## GOAL OF THE EXERCISE
Only the lines holding the string "Schist" are needed. Copy each one.

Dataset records
#####

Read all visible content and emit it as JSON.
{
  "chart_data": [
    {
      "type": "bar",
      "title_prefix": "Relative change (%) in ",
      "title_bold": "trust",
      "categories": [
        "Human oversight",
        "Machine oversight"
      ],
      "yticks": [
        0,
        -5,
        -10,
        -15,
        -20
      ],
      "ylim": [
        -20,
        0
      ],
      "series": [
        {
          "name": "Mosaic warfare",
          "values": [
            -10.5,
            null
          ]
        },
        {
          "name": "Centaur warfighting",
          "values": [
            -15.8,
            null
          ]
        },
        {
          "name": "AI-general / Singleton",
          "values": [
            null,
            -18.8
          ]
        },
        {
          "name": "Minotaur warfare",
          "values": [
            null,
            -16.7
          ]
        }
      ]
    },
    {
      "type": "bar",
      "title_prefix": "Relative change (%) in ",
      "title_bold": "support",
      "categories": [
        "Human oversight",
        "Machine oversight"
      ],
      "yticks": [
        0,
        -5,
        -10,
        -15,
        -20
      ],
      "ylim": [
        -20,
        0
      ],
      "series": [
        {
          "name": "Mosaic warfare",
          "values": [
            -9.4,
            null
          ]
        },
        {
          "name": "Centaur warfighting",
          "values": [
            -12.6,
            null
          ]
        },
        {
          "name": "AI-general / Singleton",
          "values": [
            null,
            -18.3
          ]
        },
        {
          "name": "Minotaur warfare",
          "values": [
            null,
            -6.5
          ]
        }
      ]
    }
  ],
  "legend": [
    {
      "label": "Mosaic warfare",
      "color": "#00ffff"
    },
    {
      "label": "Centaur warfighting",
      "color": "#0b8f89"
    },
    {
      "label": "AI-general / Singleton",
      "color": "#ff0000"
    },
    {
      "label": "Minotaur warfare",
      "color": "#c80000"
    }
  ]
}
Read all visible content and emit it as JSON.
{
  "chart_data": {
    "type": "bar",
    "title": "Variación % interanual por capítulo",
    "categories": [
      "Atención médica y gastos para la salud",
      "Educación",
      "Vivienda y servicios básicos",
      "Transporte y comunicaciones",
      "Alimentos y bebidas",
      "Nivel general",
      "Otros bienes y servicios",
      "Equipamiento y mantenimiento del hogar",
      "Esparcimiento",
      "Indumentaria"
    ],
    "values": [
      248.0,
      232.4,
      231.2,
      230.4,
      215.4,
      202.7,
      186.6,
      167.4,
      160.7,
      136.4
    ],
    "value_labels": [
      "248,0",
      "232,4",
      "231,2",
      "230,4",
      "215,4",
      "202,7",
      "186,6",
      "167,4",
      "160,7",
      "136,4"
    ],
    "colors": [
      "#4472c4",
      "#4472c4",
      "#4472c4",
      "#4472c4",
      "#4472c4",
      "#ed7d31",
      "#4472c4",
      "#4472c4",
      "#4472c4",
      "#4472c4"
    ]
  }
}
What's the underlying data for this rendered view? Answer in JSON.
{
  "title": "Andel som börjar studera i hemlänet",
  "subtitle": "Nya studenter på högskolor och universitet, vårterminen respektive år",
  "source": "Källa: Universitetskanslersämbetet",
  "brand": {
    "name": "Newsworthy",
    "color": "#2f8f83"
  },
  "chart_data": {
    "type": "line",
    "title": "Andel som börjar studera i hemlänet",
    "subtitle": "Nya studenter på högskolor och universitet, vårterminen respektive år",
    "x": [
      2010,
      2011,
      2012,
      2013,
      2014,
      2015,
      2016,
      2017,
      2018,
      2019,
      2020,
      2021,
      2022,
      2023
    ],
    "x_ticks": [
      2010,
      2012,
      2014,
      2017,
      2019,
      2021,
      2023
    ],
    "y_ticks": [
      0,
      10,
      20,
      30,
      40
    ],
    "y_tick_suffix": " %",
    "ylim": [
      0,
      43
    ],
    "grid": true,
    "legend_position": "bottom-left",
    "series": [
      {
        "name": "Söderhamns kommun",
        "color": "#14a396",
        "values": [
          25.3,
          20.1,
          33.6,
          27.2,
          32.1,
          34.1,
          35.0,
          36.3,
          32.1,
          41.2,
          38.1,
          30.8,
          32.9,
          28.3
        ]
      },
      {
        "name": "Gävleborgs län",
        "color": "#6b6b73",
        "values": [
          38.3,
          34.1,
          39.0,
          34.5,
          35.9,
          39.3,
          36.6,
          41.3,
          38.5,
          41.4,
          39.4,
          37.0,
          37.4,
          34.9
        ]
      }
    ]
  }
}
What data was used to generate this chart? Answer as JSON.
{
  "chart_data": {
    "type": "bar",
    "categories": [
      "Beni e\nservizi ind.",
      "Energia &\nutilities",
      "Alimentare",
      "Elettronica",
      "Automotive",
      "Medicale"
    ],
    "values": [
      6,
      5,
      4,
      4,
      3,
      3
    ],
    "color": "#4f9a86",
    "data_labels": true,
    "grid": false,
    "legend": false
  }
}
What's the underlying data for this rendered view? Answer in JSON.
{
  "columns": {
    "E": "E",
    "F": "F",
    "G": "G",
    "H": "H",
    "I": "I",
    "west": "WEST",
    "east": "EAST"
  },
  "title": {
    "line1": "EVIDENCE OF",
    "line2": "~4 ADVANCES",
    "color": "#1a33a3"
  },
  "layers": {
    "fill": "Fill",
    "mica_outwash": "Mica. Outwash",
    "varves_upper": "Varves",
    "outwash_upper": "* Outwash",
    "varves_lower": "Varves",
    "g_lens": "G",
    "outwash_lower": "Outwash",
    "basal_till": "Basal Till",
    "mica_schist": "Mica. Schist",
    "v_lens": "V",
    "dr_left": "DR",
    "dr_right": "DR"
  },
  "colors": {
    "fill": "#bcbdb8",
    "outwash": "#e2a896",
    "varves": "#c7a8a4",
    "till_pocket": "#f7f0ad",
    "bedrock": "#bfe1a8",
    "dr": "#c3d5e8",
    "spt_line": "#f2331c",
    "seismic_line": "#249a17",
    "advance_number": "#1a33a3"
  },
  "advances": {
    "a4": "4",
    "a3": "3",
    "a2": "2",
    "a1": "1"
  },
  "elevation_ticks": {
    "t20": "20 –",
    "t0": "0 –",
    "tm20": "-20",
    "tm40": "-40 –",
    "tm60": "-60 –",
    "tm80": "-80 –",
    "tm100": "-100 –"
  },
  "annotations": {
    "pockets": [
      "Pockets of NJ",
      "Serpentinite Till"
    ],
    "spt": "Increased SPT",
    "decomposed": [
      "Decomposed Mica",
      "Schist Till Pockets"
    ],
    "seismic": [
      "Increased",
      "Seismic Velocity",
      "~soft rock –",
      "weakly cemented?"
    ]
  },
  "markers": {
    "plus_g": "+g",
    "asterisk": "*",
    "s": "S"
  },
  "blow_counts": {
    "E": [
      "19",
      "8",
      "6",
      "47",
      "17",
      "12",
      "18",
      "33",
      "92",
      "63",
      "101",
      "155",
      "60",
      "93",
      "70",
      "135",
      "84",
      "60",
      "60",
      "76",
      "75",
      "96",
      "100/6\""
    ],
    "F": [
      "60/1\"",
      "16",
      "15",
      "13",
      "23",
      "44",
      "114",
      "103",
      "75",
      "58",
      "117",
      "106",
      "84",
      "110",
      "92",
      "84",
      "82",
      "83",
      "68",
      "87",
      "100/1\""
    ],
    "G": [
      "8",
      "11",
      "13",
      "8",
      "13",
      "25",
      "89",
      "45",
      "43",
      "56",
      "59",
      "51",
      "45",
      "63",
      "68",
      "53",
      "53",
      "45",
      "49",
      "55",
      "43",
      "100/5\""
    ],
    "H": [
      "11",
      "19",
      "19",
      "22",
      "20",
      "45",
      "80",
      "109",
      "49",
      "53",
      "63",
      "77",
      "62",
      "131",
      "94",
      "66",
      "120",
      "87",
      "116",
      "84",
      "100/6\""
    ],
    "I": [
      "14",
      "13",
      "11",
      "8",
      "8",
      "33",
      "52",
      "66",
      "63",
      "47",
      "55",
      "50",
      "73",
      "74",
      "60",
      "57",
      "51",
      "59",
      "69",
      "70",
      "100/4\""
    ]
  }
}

#####

## SOLUTION FOR THIS TASK
    "mica_schist": "Mica. Schist",
      "Schist Till Pockets"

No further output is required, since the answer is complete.